• _What this task involves_: Extract all lines in the data that contain the word "name".

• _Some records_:
■ ■ ■ ■

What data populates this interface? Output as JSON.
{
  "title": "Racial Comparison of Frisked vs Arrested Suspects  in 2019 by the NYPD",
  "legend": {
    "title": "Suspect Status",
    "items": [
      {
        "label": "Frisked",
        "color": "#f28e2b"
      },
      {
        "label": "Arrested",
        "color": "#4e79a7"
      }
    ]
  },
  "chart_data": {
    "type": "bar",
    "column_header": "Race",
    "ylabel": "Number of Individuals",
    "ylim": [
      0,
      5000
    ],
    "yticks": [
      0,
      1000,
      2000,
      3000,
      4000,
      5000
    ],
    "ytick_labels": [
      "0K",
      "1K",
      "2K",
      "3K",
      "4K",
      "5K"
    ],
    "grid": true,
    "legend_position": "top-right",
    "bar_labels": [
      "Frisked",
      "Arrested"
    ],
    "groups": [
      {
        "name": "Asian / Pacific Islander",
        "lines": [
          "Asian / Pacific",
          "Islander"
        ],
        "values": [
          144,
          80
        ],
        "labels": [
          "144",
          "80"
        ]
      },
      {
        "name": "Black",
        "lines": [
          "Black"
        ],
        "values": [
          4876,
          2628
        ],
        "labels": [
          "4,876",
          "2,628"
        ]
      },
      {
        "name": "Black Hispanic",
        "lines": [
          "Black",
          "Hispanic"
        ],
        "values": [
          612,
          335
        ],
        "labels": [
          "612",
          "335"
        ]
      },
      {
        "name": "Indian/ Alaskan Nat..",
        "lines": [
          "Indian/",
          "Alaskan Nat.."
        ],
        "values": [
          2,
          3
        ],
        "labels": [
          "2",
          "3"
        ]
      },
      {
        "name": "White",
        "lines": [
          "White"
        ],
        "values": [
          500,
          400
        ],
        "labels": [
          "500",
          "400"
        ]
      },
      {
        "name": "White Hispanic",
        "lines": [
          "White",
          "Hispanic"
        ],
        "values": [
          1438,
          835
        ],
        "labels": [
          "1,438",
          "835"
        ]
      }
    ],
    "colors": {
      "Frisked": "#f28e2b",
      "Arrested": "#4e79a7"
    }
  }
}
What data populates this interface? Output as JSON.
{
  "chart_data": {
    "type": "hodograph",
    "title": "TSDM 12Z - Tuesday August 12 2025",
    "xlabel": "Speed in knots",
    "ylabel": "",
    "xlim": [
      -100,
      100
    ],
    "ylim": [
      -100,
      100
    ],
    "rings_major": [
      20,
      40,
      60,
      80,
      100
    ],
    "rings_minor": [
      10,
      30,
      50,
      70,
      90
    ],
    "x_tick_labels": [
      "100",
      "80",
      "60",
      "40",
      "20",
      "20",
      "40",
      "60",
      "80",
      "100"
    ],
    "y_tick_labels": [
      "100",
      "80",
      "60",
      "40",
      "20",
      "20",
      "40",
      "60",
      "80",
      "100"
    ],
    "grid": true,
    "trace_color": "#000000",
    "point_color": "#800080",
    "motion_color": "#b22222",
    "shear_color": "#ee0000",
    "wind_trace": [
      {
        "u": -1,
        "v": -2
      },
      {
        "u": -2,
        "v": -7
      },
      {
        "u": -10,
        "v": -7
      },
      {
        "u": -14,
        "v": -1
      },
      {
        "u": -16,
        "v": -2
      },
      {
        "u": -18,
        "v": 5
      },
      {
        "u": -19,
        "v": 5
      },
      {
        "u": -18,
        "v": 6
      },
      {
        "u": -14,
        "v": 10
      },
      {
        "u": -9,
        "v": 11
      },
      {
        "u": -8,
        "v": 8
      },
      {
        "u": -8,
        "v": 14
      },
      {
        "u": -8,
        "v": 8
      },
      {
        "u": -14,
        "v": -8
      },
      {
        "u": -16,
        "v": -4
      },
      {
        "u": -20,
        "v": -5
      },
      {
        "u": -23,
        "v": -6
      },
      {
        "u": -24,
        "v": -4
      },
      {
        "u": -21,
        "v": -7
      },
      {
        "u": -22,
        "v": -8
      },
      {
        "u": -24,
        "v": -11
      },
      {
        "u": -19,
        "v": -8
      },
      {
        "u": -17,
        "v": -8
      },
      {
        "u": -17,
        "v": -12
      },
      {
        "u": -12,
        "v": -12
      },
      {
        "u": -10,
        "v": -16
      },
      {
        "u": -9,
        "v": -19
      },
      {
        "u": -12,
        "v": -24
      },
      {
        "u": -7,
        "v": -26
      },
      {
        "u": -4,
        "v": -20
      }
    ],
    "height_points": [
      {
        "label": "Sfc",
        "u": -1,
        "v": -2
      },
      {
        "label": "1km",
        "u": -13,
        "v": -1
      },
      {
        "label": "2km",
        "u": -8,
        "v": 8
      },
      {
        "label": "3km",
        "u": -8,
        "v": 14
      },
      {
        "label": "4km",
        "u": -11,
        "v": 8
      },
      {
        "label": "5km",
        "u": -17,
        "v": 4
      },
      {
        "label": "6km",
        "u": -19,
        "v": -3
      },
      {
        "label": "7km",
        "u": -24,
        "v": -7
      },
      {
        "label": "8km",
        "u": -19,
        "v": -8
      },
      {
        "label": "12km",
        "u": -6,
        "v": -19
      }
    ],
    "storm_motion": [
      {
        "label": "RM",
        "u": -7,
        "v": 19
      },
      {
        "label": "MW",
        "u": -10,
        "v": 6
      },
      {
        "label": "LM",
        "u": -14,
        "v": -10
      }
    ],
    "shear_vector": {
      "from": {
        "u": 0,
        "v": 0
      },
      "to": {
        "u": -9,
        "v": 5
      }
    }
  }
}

■ ■ ■ ■

• _Final answer_:
        "name": "Asian / Pacific Islander",
        "name": "Black",
        "name": "Black Hispanic",
        "name": "Indian/ Alaskan Nat..",
        "name": "White",
        "name": "White Hispanic",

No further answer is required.